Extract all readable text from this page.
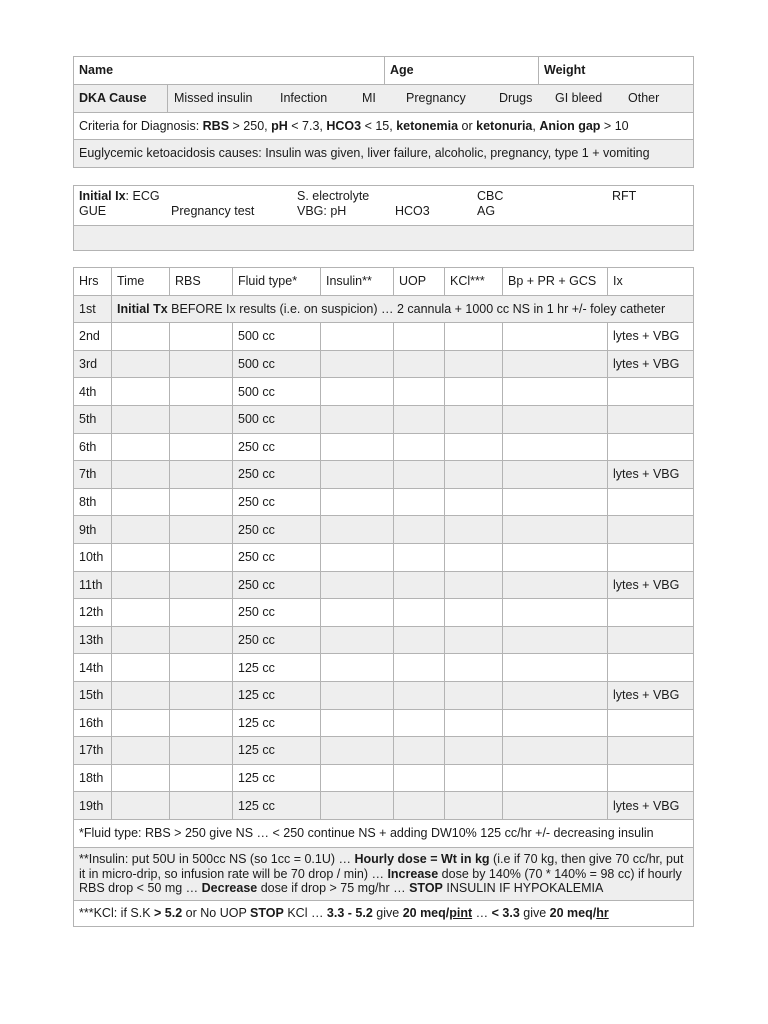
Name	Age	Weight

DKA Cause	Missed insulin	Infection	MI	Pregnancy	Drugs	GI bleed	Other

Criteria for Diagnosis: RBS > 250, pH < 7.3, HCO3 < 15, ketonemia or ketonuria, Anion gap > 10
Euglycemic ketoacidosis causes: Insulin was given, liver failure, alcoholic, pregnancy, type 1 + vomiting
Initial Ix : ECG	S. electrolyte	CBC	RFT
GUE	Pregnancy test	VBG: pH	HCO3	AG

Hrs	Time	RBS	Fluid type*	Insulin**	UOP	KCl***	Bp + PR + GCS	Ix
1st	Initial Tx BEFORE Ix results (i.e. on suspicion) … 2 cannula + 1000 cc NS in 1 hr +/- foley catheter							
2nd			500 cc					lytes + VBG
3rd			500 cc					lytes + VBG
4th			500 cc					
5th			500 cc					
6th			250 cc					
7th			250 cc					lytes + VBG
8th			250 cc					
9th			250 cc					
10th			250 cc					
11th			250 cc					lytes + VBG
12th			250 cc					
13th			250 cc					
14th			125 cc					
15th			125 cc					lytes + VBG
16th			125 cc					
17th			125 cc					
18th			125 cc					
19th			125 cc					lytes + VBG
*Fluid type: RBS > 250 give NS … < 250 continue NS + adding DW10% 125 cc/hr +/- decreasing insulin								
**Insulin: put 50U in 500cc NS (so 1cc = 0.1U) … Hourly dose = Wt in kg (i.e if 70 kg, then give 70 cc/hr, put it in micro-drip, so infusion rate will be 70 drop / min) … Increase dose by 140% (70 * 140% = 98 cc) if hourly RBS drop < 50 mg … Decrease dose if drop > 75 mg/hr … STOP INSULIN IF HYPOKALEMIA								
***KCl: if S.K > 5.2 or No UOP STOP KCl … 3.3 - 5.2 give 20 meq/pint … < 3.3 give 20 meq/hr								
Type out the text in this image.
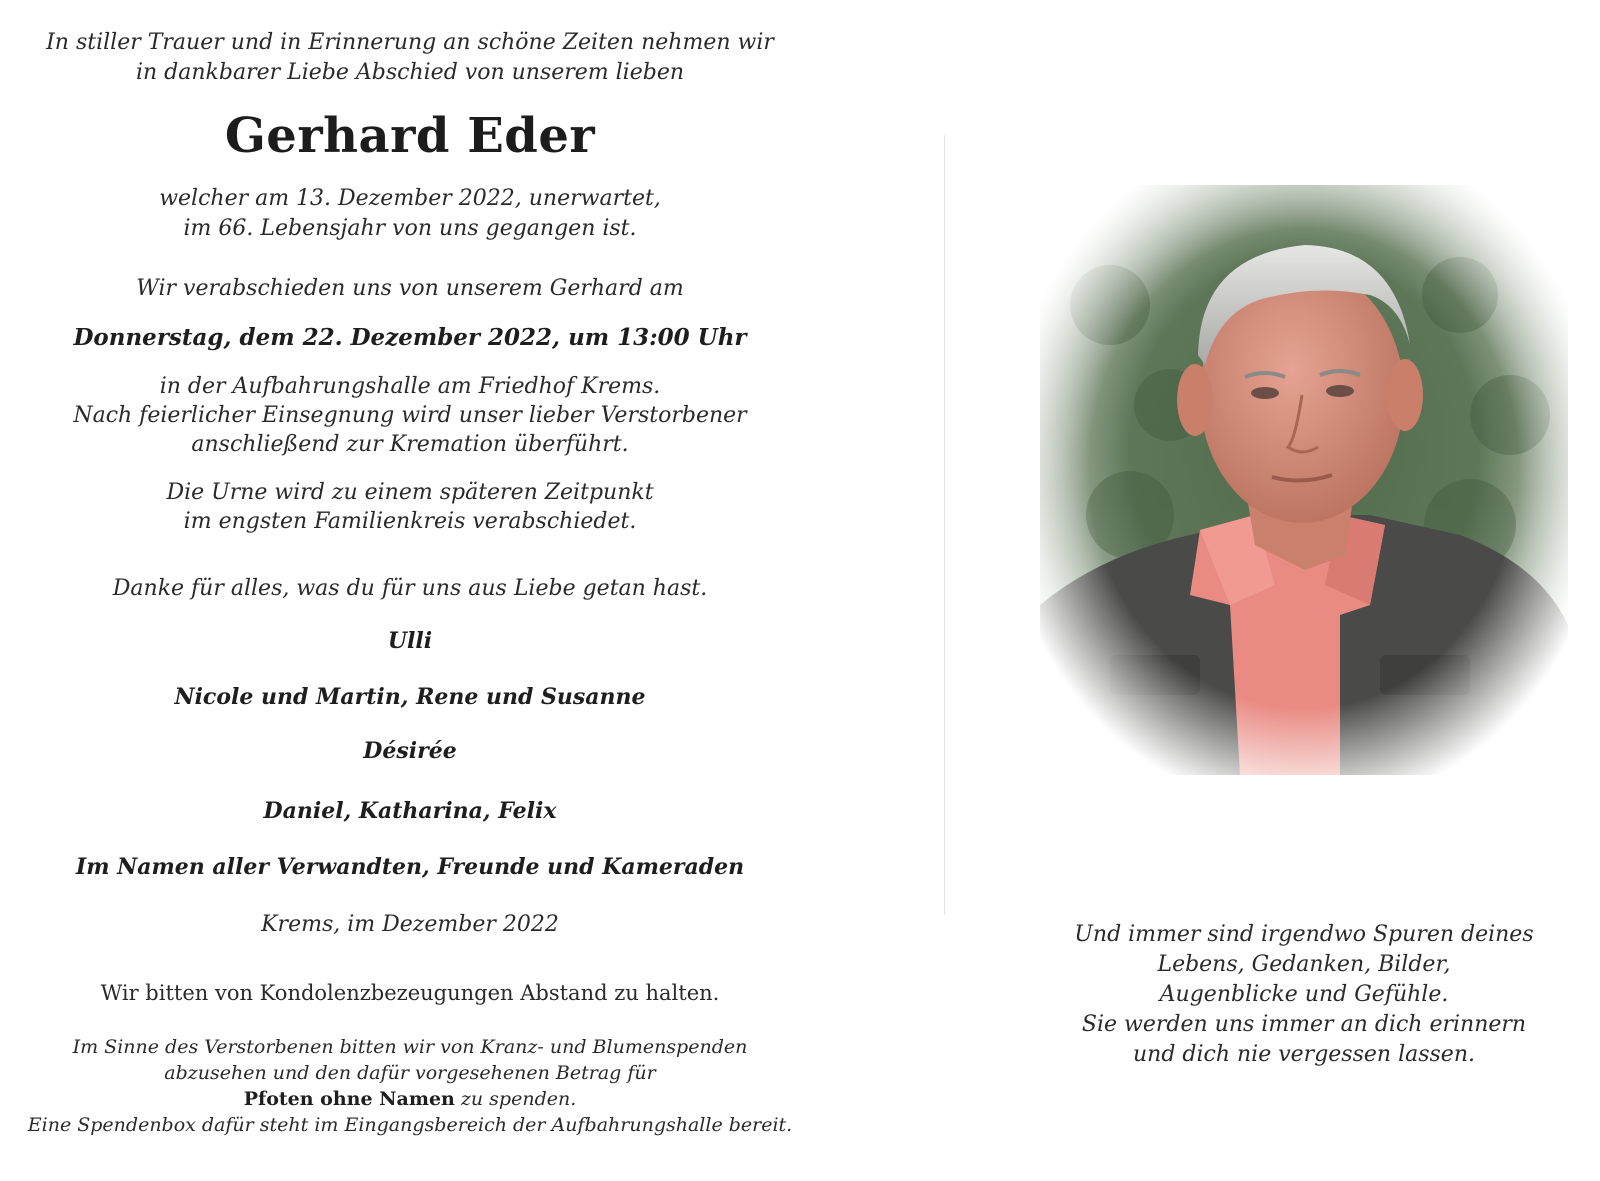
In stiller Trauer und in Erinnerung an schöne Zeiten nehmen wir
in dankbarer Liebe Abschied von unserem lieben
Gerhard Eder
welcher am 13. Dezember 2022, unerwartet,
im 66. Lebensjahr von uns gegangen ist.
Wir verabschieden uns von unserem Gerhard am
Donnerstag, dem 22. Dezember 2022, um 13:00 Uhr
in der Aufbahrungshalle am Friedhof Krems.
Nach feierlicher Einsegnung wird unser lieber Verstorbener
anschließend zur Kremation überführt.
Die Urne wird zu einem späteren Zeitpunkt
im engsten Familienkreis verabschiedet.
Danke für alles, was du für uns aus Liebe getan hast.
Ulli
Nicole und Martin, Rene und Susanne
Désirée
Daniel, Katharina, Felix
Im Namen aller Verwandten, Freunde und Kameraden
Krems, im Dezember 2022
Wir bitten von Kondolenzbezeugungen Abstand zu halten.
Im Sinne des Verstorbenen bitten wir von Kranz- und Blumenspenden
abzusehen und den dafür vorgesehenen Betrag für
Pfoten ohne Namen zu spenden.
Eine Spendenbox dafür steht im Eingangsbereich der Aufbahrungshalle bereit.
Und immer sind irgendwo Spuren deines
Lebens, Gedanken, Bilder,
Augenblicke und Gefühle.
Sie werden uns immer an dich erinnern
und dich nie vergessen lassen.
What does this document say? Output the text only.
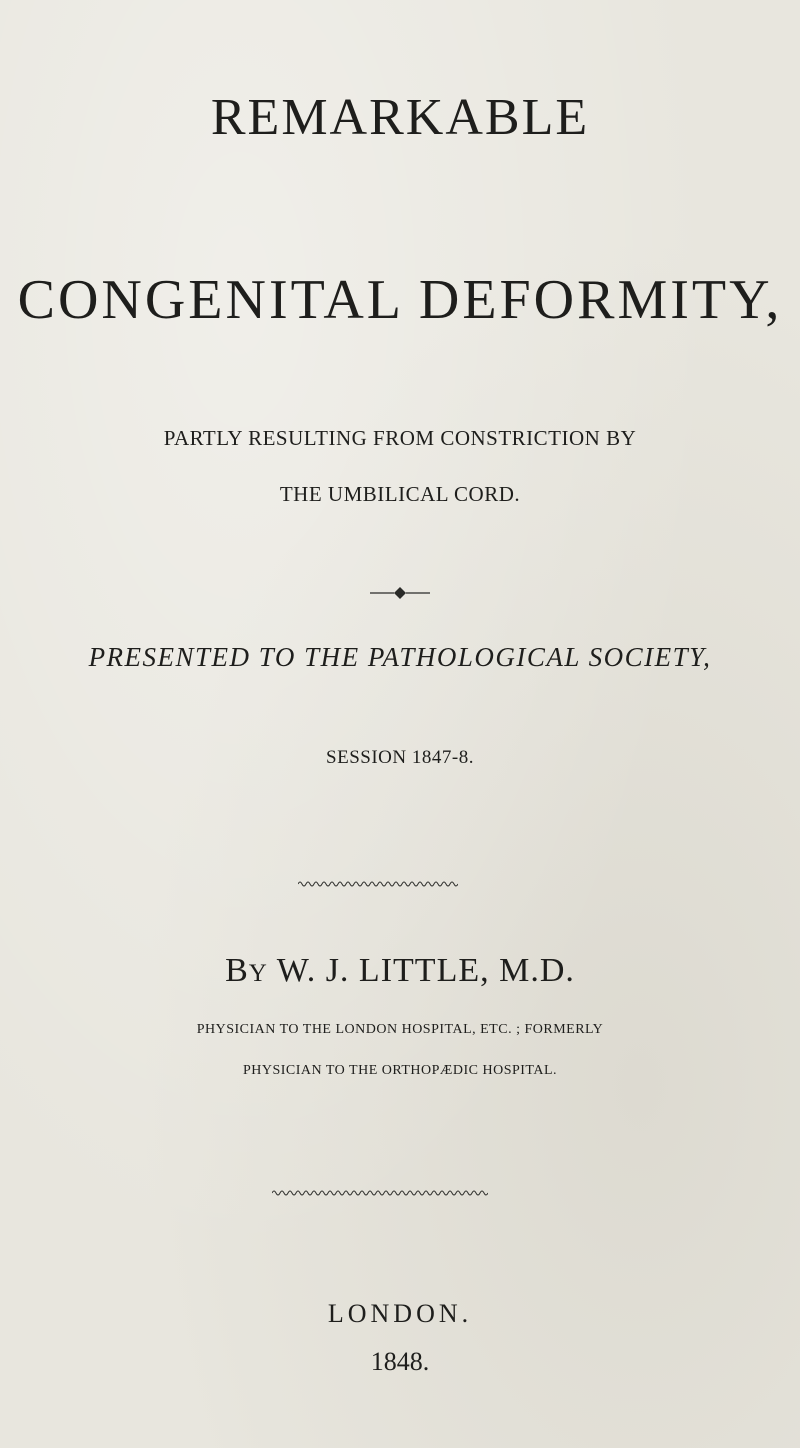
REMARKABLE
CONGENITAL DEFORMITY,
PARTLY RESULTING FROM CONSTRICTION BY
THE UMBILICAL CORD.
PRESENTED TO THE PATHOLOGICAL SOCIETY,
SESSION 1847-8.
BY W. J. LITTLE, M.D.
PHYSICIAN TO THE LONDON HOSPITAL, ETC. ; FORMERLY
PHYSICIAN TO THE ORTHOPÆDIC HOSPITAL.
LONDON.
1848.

---

## Exercise requirements
Go through the entries above and output them exactly, without pictures.

## Solution
Extract all readable text from this page.
Name	Age	Weight

DKA Cause	Missed insulin	Infection	MI	Pregnancy	Drugs	GI bleed	Other

Criteria for Diagnosis: RBS > 250, pH < 7.3, HCO3 < 15, ketonemia or ketonuria, Anion gap > 10
Euglycemic ketoacidosis causes: Insulin was given, liver failure, alcoholic, pregnancy, type 1 + vomiting
Initial Ix : ECG	S. electrolyte	CBC	RFT
GUE	Pregnancy test	VBG: pH	HCO3	AG

Hrs	Time	RBS	Fluid type*	Insulin**	UOP	KCl***	Bp + PR + GCS	Ix
1st	Initial Tx BEFORE Ix results (i.e. on suspicion) … 2 cannula + 1000 cc NS in 1 hr +/- foley catheter							
2nd			500 cc					lytes + VBG
3rd			500 cc					lytes + VBG
4th			500 cc					
5th			500 cc					
6th			250 cc					
7th			250 cc					lytes + VBG
8th			250 cc					
9th			250 cc					
10th			250 cc					
11th			250 cc					lytes + VBG
12th			250 cc					
13th			250 cc					
14th			125 cc					
15th			125 cc					lytes + VBG
16th			125 cc					
17th			125 cc					
18th			125 cc					
19th			125 cc					lytes + VBG
*Fluid type: RBS > 250 give NS … < 250 continue NS + adding DW10% 125 cc/hr +/- decreasing insulin								
**Insulin: put 50U in 500cc NS (so 1cc = 0.1U) … Hourly dose = Wt in kg (i.e if 70 kg, then give 70 cc/hr, put it in micro-drip, so infusion rate will be 70 drop / min) … Increase dose by 140% (70 * 140% = 98 cc) if hourly RBS drop < 50 mg … Decrease dose if drop > 75 mg/hr … STOP INSULIN IF HYPOKALEMIA								
***KCl: if S.K > 5.2 or No UOP STOP KCl … 3.3 - 5.2 give 20 meq/pint … < 3.3 give 20 meq/hr								
Type out the text in this image.
In stiller Trauer und in Erinnerung an schöne Zeiten nehmen wir
in dankbarer Liebe Abschied von unserem lieben
Gerhard Eder
welcher am 13. Dezember 2022, unerwartet,
im 66. Lebensjahr von uns gegangen ist.
Wir verabschieden uns von unserem Gerhard am
Donnerstag, dem 22. Dezember 2022, um 13:00 Uhr
in der Aufbahrungshalle am Friedhof Krems.
Nach feierlicher Einsegnung wird unser lieber Verstorbener
anschließend zur Kremation überführt.
Die Urne wird zu einem späteren Zeitpunkt
im engsten Familienkreis verabschiedet.
Danke für alles, was du für uns aus Liebe getan hast.
Ulli
Nicole und Martin, Rene und Susanne
Désirée
Daniel, Katharina, Felix
Im Namen aller Verwandten, Freunde und Kameraden
Krems, im Dezember 2022
Wir bitten von Kondolenzbezeugungen Abstand zu halten.
Im Sinne des Verstorbenen bitten wir von Kranz- und Blumenspenden
abzusehen und den dafür vorgesehenen Betrag für
Pfoten ohne Namen zu spenden.
Eine Spendenbox dafür steht im Eingangsbereich der Aufbahrungshalle bereit.
Und immer sind irgendwo Spuren deines
Lebens, Gedanken, Bilder,
Augenblicke und Gefühle.
Sie werden uns immer an dich erinnern
und dich nie vergessen lassen.
What does this document say? Output the text only.
REMARKABLE
CONGENITAL DEFORMITY,
PARTLY RESULTING FROM CONSTRICTION BY
THE UMBILICAL CORD.
PRESENTED TO THE PATHOLOGICAL SOCIETY,
SESSION 1847-8.
BY W. J. LITTLE, M.D.
PHYSICIAN TO THE LONDON HOSPITAL, ETC. ; FORMERLY
PHYSICIAN TO THE ORTHOPÆDIC HOSPITAL.
LONDON.
1848.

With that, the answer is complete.